▸ **Set task**: Transcribe the material verbatim in full; the pictures do not belong in the copy.

>> begin Dataset entries

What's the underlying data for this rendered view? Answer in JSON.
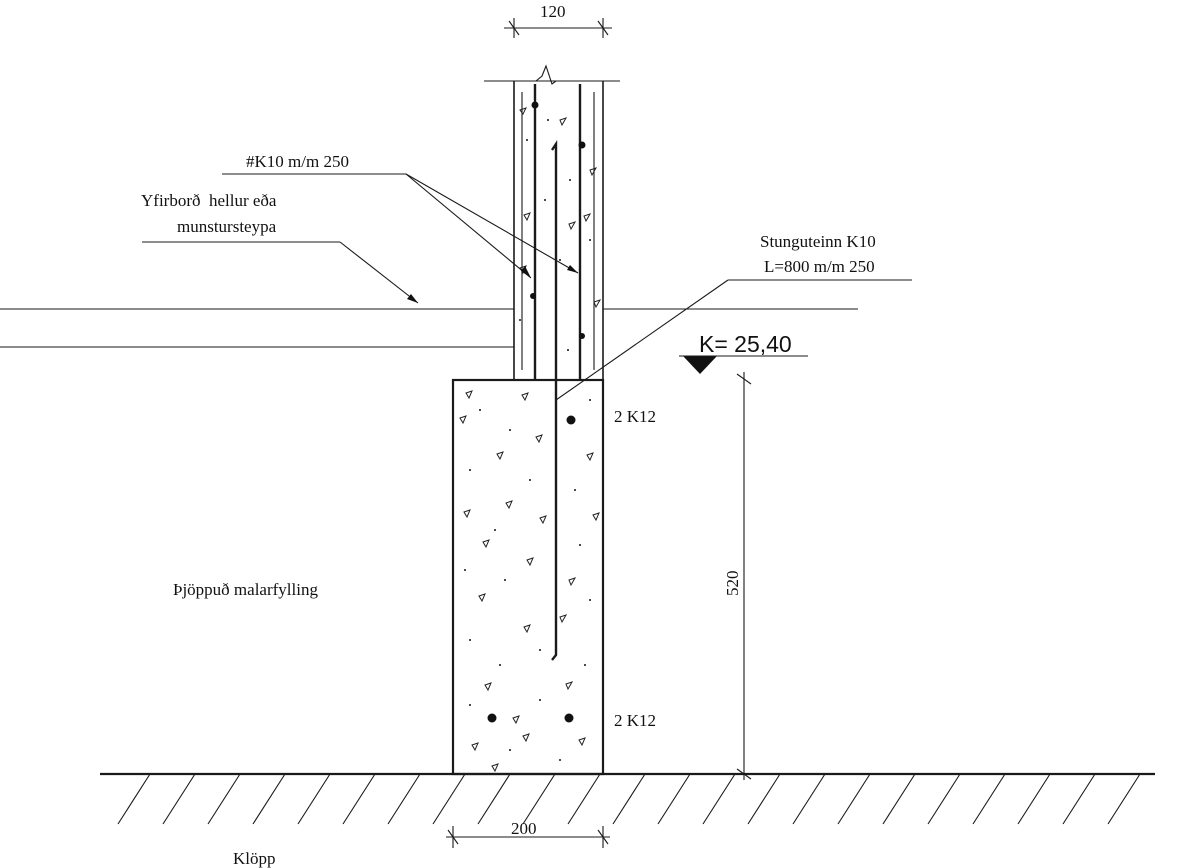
{
  "labels": {
    "rebar_mesh": "#K10 m/m 250",
    "surface_line1": "Yfirborð  hellur eða",
    "surface_line2": "munstursteypa",
    "dowel_line1": "Stunguteinn K10",
    "dowel_line2": "L=800 m/m 250",
    "bars_top": "2 K12",
    "bars_bottom": "2 K12",
    "fill": "Þjöppuð malarfylling",
    "bedrock": "Klöpp"
  },
  "dimensions": {
    "wall_width": "120",
    "footing_width": "200",
    "footing_height": "520"
  },
  "level": {
    "text": "K= 25,40"
  }
}
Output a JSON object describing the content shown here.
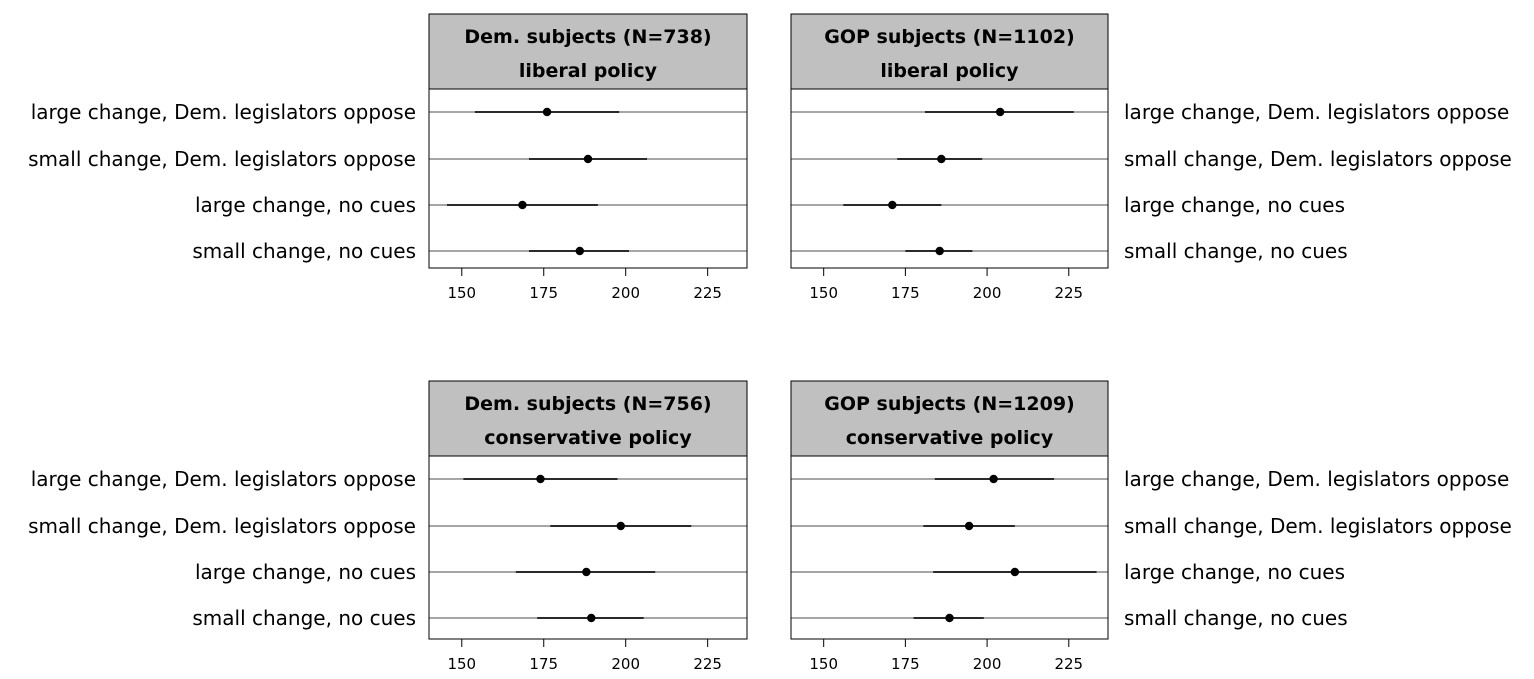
{
  "chart_data": {
    "type": "dot-and-whisker",
    "row_labels": [
      "large change, Dem. legislators oppose",
      "small change, Dem. legislators oppose",
      "large change, no cues",
      "small change, no cues"
    ],
    "xticks": [
      150,
      175,
      200,
      225
    ],
    "xlim": [
      140,
      237
    ],
    "grid": "horizontal lines at each row",
    "panels": [
      {
        "title_line1": "Dem. subjects (N=738)",
        "title_line2": "liberal policy",
        "estimates": [
          {
            "point": 176,
            "low": 154,
            "high": 198
          },
          {
            "point": 188.5,
            "low": 170.5,
            "high": 206.5
          },
          {
            "point": 168.5,
            "low": 145.5,
            "high": 191.5
          },
          {
            "point": 186,
            "low": 170.5,
            "high": 201
          }
        ]
      },
      {
        "title_line1": "GOP subjects (N=1102)",
        "title_line2": "liberal policy",
        "estimates": [
          {
            "point": 204,
            "low": 181,
            "high": 226.5
          },
          {
            "point": 186,
            "low": 172.5,
            "high": 198.5
          },
          {
            "point": 171,
            "low": 156,
            "high": 186
          },
          {
            "point": 185.5,
            "low": 175,
            "high": 195.5
          }
        ]
      },
      {
        "title_line1": "Dem. subjects (N=756)",
        "title_line2": "conservative policy",
        "estimates": [
          {
            "point": 174,
            "low": 150.5,
            "high": 197.5
          },
          {
            "point": 198.5,
            "low": 177,
            "high": 220
          },
          {
            "point": 188,
            "low": 166.5,
            "high": 209
          },
          {
            "point": 189.5,
            "low": 173,
            "high": 205.5
          }
        ]
      },
      {
        "title_line1": "GOP subjects (N=1209)",
        "title_line2": "conservative policy",
        "estimates": [
          {
            "point": 202,
            "low": 184,
            "high": 220.5
          },
          {
            "point": 194.5,
            "low": 180.5,
            "high": 208.5
          },
          {
            "point": 208.5,
            "low": 183.5,
            "high": 233.5
          },
          {
            "point": 188.5,
            "low": 177.5,
            "high": 199
          }
        ]
      }
    ]
  },
  "colors": {
    "strip_fill": "#c0c0c0",
    "grid_line": "#a6a6a6",
    "frame": "#000000",
    "point": "#000000"
  }
}
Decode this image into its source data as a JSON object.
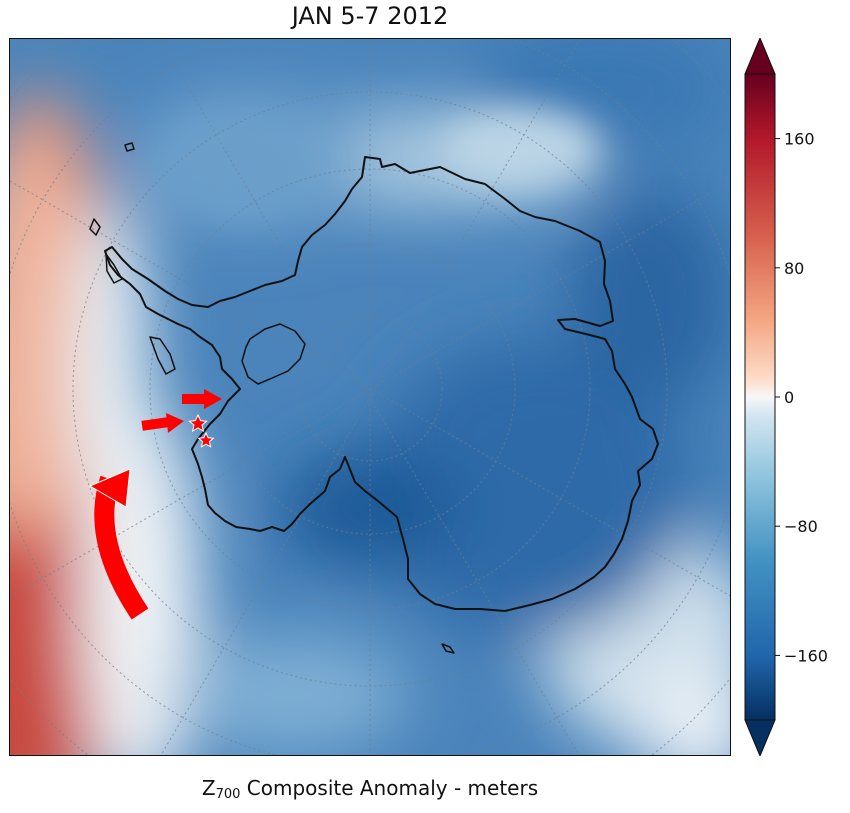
{
  "title": "JAN 5-7 2012",
  "caption": {
    "var": "Z",
    "level": "700",
    "rest": " Composite Anomaly - meters"
  },
  "colorbar": {
    "ticks": [
      "160",
      "80",
      "0",
      "−80",
      "−160"
    ],
    "tick_values": [
      160,
      80,
      0,
      -80,
      -160
    ],
    "range": [
      -200,
      200
    ],
    "colormap": "RdBu_r",
    "extend": "both",
    "colors": {
      "max": "#67001f",
      "high": "#d6604d",
      "mid": "#f7f7f7",
      "low": "#4393c3",
      "min": "#053061"
    }
  },
  "map": {
    "projection": "south polar stereographic",
    "graticule": "dotted",
    "coastline_color": "#111111",
    "annotation_color": "#ff0000",
    "markers": [
      "star-marker-north",
      "star-marker-south"
    ],
    "arrows": [
      "arrow-upper",
      "arrow-lower",
      "curved-arrow"
    ]
  }
}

>> end Dataset entries

▸ **The solution**:
What's the underlying data for this rendered view? Answer in JSON.
{
  "labels": {
    "rebar_mesh": "#K10 m/m 250",
    "surface_line1": "Yfirborð  hellur eða",
    "surface_line2": "munstursteypa",
    "dowel_line1": "Stunguteinn K10",
    "dowel_line2": "L=800 m/m 250",
    "bars_top": "2 K12",
    "bars_bottom": "2 K12",
    "fill": "Þjöppuð malarfylling",
    "bedrock": "Klöpp"
  },
  "dimensions": {
    "wall_width": "120",
    "footing_width": "200",
    "footing_height": "520"
  },
  "level": {
    "text": "K= 25,40"
  }
}
Output a JSON object describing the content shown here.
{
  "chart_data": {
    "type": "dot-and-whisker",
    "row_labels": [
      "large change, Dem. legislators oppose",
      "small change, Dem. legislators oppose",
      "large change, no cues",
      "small change, no cues"
    ],
    "xticks": [
      150,
      175,
      200,
      225
    ],
    "xlim": [
      140,
      237
    ],
    "grid": "horizontal lines at each row",
    "panels": [
      {
        "title_line1": "Dem. subjects (N=738)",
        "title_line2": "liberal policy",
        "estimates": [
          {
            "point": 176,
            "low": 154,
            "high": 198
          },
          {
            "point": 188.5,
            "low": 170.5,
            "high": 206.5
          },
          {
            "point": 168.5,
            "low": 145.5,
            "high": 191.5
          },
          {
            "point": 186,
            "low": 170.5,
            "high": 201
          }
        ]
      },
      {
        "title_line1": "GOP subjects (N=1102)",
        "title_line2": "liberal policy",
        "estimates": [
          {
            "point": 204,
            "low": 181,
            "high": 226.5
          },
          {
            "point": 186,
            "low": 172.5,
            "high": 198.5
          },
          {
            "point": 171,
            "low": 156,
            "high": 186
          },
          {
            "point": 185.5,
            "low": 175,
            "high": 195.5
          }
        ]
      },
      {
        "title_line1": "Dem. subjects (N=756)",
        "title_line2": "conservative policy",
        "estimates": [
          {
            "point": 174,
            "low": 150.5,
            "high": 197.5
          },
          {
            "point": 198.5,
            "low": 177,
            "high": 220
          },
          {
            "point": 188,
            "low": 166.5,
            "high": 209
          },
          {
            "point": 189.5,
            "low": 173,
            "high": 205.5
          }
        ]
      },
      {
        "title_line1": "GOP subjects (N=1209)",
        "title_line2": "conservative policy",
        "estimates": [
          {
            "point": 202,
            "low": 184,
            "high": 220.5
          },
          {
            "point": 194.5,
            "low": 180.5,
            "high": 208.5
          },
          {
            "point": 208.5,
            "low": 183.5,
            "high": 233.5
          },
          {
            "point": 188.5,
            "low": 177.5,
            "high": 199
          }
        ]
      }
    ]
  },
  "colors": {
    "strip_fill": "#c0c0c0",
    "grid_line": "#a6a6a6",
    "frame": "#000000",
    "point": "#000000"
  }
}
Decode this image into its source data as a JSON object.
{
  "title": "JAN 5-7 2012",
  "caption": {
    "var": "Z",
    "level": "700",
    "rest": " Composite Anomaly - meters"
  },
  "colorbar": {
    "ticks": [
      "160",
      "80",
      "0",
      "−80",
      "−160"
    ],
    "tick_values": [
      160,
      80,
      0,
      -80,
      -160
    ],
    "range": [
      -200,
      200
    ],
    "colormap": "RdBu_r",
    "extend": "both",
    "colors": {
      "max": "#67001f",
      "high": "#d6604d",
      "mid": "#f7f7f7",
      "low": "#4393c3",
      "min": "#053061"
    }
  },
  "map": {
    "projection": "south polar stereographic",
    "graticule": "dotted",
    "coastline_color": "#111111",
    "annotation_color": "#ff0000",
    "markers": [
      "star-marker-north",
      "star-marker-south"
    ],
    "arrows": [
      "arrow-upper",
      "arrow-lower",
      "curved-arrow"
    ]
  }
}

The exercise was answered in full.